• Supplied text:
• • • • •
Directly above the volume controls is a ring/silent switch that, when engaged, mutes phone calls ringtones, alert sounds from push notifications, and system sound effects. In later models, this has been replaced by the Action Button that can be used like the original ring/silent switch or programmed to perform a number of different actions.

=== 3D Touch and Haptic Touch ===

The iPhone 6S and 6S Plus, introduced in 2015, feature 3D Touch displays which allow the screen to recognize how hard it is being pressed using pressure-sensitive multi-touch technology, and a new Taptic Engine to provide haptic feedback. In addition to visual cues, 3D Touch uses the Taptic Engine to provide a tactile sensation relative to the force being applied to the display to indicate to the user that a light or deep press action has been completed. An example of how this technology was used is lightly pressing the screen to preview a photograph and deeply pressing to open it, a feature dubbed 'Peek and Pop' by Apple.

All iPhones starting with the iPhone 6s (with the exception of the first-generation iPhone SE and iPhone XR) had this feature. Starting in 2019 however, 3D Touch was omitted on all iPhones starting with the iPhone 11 and 11 Pro series, and its software features were removed from iOS 13 and later in favour of Haptic Touch. Haptic Touch retains much of the functionality of 3D Touch but cannot detect pressure, as the display lacks integrated capacitive sensors. Actions that previously required a deep press now only require a long press, and the haptic feedback is no longer associated with the applied pressure but rather the touch duration. iPad models that can update to iPadOS 13, along with the first-generation iPhone SE and seventh-generation iPod touch, which previously did not support 3D Touch, simultaneously gained similar Haptic Touch functionality with the iOS 13 and iPadOS 13 updates, although without any haptic feedback.

== Sensors ==

iPhones feature a number of sensors, which are used to adjust the screen based on operating conditions, enable motion-controlled games, location-based services, unlock the phone, and authenticate purchases with Apple Pay, among many other things.
• • • • •
• Aim of the exercise:
In the text on iPhone displays and sensors, what name did Apple give to lightly pressing the screen to preview a photograph and deeply pressing to open it?

Data extracted from a collection
• • • • •
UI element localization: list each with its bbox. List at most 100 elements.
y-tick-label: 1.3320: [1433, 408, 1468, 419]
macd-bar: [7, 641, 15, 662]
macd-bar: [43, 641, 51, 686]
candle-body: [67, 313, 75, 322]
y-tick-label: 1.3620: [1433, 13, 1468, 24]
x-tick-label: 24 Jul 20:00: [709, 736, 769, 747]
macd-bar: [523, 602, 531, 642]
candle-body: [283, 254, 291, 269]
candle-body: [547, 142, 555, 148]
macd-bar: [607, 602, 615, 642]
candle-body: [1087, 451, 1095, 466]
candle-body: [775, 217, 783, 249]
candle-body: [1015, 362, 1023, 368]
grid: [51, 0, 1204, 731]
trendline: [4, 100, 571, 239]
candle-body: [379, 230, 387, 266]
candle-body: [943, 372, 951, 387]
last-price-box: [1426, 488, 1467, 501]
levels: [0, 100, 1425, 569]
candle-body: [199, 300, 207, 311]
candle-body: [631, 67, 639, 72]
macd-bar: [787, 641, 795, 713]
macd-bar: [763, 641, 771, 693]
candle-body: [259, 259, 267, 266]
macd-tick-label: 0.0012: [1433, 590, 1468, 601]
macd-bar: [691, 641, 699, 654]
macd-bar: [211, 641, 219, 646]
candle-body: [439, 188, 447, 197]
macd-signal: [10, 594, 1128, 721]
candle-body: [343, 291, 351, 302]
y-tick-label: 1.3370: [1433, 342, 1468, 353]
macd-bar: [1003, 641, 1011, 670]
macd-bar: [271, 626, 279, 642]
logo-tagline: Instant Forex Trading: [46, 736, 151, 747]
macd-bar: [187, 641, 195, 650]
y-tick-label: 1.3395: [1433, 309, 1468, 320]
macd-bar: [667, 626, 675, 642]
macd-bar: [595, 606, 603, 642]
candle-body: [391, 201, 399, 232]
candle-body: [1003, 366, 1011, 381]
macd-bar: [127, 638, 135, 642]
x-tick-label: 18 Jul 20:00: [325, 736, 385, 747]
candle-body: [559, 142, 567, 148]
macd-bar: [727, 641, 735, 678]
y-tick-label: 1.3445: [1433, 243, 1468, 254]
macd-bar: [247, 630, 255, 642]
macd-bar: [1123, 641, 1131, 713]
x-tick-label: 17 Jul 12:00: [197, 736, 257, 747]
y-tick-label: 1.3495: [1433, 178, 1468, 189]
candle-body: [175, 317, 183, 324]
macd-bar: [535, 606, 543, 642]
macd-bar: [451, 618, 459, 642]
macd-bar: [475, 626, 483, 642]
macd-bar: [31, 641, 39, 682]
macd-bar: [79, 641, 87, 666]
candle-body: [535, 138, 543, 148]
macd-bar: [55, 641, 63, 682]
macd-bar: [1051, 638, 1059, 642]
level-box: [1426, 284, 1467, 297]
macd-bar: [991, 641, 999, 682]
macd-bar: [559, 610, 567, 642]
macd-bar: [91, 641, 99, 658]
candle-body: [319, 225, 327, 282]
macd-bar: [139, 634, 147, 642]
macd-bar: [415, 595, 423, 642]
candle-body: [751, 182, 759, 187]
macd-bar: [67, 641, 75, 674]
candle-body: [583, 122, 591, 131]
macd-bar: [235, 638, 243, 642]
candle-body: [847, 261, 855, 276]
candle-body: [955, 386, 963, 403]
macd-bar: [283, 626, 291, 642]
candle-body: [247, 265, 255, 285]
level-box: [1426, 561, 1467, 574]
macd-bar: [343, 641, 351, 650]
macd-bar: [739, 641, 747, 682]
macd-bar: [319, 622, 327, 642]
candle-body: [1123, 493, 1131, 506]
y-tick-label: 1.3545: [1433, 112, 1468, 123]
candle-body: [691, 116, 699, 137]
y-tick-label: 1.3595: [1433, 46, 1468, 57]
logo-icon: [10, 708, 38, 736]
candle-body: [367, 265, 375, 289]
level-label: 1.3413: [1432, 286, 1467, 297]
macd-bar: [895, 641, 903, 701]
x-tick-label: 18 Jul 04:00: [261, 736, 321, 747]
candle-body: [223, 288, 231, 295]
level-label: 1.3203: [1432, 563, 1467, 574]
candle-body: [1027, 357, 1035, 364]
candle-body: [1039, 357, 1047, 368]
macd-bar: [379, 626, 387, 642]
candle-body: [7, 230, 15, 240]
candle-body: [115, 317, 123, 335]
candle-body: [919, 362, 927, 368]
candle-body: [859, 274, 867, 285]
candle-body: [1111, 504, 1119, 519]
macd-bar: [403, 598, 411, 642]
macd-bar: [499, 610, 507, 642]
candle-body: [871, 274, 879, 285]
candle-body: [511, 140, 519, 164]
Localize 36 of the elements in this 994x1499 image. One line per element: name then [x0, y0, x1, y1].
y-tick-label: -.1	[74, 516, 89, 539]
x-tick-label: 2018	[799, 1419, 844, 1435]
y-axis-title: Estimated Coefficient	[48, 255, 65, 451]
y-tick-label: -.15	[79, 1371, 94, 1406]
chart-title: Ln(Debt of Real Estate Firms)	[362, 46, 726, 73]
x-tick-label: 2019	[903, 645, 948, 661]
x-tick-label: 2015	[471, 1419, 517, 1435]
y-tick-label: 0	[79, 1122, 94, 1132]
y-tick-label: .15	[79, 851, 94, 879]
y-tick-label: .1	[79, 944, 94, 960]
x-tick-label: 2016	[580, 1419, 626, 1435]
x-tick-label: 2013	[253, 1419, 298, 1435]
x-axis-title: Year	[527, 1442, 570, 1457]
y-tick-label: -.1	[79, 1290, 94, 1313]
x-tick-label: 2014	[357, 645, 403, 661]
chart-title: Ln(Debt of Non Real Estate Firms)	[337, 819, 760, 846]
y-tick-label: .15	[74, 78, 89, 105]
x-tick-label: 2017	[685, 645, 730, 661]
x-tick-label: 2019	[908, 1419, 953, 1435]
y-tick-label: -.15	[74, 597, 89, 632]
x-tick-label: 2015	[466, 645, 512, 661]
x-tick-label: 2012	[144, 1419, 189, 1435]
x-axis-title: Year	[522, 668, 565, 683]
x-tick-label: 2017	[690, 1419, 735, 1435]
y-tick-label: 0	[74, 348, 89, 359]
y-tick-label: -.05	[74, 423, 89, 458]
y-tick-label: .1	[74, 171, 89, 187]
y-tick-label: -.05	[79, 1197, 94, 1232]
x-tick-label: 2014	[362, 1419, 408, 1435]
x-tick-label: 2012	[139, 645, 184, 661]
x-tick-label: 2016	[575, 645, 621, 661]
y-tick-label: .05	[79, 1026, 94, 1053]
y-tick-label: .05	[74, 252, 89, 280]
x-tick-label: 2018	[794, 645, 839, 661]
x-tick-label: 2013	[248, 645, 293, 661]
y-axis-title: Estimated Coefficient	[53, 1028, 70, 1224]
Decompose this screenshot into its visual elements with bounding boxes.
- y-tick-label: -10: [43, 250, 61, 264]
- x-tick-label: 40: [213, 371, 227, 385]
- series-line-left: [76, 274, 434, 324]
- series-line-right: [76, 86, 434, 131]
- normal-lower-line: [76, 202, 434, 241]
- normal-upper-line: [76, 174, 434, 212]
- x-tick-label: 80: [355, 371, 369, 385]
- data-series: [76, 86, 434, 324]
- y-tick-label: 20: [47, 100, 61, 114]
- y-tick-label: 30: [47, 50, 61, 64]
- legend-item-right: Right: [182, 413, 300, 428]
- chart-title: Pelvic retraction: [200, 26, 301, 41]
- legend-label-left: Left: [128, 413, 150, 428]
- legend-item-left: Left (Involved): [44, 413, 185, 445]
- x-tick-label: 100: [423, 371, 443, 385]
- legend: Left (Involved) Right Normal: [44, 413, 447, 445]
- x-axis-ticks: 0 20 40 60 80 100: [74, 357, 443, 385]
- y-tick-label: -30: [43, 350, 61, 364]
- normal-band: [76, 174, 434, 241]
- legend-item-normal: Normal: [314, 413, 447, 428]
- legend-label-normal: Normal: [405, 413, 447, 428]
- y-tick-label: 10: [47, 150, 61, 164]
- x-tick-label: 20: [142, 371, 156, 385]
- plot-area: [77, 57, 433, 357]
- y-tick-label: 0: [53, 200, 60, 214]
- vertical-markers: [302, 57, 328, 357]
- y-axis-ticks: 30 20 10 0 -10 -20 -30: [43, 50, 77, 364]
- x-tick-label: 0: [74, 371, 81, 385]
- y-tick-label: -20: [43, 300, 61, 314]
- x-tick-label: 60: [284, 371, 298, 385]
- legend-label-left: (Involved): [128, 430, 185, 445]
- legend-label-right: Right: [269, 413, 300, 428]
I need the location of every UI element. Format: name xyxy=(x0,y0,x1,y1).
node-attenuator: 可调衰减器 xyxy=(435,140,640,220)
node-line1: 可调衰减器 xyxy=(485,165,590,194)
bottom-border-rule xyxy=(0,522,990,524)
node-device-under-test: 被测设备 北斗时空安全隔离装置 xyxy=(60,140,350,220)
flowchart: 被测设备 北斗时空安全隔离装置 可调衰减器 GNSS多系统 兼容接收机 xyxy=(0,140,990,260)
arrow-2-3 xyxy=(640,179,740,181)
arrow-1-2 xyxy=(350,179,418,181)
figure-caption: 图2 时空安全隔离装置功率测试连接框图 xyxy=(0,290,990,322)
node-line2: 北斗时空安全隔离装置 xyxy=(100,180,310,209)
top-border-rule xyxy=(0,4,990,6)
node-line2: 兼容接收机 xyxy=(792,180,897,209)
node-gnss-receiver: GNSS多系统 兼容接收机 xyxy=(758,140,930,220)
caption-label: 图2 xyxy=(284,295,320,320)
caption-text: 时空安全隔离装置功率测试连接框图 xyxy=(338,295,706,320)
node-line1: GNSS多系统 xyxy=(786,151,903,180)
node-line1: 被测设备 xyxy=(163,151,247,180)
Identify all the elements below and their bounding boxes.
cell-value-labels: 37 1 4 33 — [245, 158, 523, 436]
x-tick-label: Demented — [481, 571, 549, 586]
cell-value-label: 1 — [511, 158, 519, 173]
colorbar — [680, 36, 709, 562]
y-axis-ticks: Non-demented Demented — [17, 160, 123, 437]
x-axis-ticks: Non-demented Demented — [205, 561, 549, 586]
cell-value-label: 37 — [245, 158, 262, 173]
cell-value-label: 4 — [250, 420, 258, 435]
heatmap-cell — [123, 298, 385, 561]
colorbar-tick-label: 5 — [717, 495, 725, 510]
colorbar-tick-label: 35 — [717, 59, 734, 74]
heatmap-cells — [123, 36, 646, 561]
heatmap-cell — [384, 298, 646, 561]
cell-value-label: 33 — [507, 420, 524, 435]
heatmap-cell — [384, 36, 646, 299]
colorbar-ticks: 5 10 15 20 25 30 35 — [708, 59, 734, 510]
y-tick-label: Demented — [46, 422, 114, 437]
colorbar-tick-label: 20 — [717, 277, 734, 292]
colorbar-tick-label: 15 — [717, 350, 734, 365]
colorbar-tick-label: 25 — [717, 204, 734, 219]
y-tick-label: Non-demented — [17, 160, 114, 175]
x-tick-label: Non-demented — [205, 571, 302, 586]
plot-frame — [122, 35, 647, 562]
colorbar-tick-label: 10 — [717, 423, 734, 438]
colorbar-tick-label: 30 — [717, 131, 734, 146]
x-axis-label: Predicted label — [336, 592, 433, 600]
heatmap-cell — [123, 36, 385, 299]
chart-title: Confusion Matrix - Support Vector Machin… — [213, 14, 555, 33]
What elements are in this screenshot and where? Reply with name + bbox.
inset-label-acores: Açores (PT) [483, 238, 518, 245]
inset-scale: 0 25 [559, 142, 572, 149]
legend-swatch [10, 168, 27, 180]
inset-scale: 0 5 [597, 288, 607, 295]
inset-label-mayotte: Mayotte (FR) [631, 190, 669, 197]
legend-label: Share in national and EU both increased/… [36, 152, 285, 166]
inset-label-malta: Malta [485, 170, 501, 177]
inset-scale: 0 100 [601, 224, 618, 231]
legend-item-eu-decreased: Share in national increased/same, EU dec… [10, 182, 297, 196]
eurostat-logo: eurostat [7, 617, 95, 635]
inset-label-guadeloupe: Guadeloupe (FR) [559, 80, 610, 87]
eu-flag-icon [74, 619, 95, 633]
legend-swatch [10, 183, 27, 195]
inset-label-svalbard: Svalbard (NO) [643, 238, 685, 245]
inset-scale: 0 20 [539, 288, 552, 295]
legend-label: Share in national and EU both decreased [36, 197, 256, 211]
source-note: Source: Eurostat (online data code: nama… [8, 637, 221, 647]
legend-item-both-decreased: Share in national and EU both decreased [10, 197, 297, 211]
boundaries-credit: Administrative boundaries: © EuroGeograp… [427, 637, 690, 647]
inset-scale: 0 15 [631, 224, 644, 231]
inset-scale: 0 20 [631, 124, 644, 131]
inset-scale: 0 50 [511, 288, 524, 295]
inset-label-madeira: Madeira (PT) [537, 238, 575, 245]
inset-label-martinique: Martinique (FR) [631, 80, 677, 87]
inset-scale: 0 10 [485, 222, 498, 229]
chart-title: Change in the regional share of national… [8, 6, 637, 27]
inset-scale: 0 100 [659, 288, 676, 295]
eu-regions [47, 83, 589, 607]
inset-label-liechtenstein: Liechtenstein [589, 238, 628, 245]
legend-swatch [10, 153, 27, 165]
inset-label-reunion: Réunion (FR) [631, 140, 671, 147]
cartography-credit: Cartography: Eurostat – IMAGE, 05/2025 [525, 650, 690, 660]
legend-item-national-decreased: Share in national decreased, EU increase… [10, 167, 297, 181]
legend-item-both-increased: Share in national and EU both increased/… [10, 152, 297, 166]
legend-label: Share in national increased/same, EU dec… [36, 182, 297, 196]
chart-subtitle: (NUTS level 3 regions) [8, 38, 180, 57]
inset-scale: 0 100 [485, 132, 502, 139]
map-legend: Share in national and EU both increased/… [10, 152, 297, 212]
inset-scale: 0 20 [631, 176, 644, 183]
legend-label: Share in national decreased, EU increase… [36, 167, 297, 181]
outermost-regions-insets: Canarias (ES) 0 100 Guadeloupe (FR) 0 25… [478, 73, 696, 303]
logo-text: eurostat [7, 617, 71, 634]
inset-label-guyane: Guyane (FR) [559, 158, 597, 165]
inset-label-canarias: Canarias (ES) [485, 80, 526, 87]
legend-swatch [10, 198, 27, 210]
• • • • •
• Exercise result:
Peek and Pop